--- YOUR INSTRUCTIONS ---
Check each line of the listing below for the string "xuất", and copy the ones that have it.

Stored records
## Begin

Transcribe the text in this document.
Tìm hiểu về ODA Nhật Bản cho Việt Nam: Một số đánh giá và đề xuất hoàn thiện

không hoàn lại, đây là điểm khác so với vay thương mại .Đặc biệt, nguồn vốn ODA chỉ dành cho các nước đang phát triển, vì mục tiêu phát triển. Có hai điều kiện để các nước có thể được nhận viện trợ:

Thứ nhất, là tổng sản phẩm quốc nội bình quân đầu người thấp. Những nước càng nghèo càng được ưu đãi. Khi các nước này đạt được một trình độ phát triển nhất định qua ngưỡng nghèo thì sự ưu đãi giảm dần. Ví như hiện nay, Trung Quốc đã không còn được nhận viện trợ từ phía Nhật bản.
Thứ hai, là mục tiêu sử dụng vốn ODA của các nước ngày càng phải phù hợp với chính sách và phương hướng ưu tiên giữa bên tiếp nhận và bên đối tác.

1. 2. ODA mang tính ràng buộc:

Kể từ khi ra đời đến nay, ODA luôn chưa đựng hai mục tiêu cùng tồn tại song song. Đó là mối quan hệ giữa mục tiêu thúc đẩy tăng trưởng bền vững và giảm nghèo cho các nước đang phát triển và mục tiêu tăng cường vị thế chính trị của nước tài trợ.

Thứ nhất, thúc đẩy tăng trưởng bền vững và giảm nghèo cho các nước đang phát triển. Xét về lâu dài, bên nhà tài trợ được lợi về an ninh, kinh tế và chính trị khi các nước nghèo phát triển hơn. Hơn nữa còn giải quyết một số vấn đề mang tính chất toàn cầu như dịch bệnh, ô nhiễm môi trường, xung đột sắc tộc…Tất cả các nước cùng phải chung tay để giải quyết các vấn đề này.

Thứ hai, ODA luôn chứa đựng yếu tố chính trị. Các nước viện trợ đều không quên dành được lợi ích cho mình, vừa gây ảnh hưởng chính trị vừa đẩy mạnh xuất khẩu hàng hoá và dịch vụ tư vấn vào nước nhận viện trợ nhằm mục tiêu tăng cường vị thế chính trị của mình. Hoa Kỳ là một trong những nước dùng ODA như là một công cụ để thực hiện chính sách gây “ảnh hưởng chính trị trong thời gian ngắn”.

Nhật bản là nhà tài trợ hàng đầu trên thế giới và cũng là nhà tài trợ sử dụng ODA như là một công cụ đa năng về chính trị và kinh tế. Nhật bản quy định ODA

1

## End
## Begin

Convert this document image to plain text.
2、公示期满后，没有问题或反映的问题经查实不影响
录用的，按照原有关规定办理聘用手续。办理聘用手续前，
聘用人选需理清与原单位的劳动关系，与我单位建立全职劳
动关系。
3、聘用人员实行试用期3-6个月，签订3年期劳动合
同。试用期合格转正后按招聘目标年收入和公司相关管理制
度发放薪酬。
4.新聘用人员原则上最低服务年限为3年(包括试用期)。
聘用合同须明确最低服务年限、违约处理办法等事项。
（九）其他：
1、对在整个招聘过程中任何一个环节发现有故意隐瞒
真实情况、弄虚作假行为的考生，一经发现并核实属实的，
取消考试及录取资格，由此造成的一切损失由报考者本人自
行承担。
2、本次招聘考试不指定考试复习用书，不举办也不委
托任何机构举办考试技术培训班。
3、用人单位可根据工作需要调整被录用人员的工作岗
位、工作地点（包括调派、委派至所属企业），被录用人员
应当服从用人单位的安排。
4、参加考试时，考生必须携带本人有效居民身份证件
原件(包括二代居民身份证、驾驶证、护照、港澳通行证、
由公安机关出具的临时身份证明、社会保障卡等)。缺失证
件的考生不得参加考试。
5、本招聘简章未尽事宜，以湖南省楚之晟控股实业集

## End

--- TASK ANSWER ---
Tìm hiểu về ODA Nhật Bản cho Việt Nam: Một số đánh giá và đề xuất hoàn thiện
Thứ hai, ODA luôn chứa đựng yếu tố chính trị. Các nước viện trợ đều không quên dành được lợi ích cho mình, vừa gây ảnh hưởng chính trị vừa đẩy mạnh xuất khẩu hàng hoá và dịch vụ tư vấn vào nước nhận viện trợ nhằm mục tiêu tăng cường vị thế chính trị của mình. Hoa Kỳ là một trong những nước dùng ODA như là một công cụ để thực hiện chính sách gây “ảnh hưởng chính trị trong thời gian ngắn”.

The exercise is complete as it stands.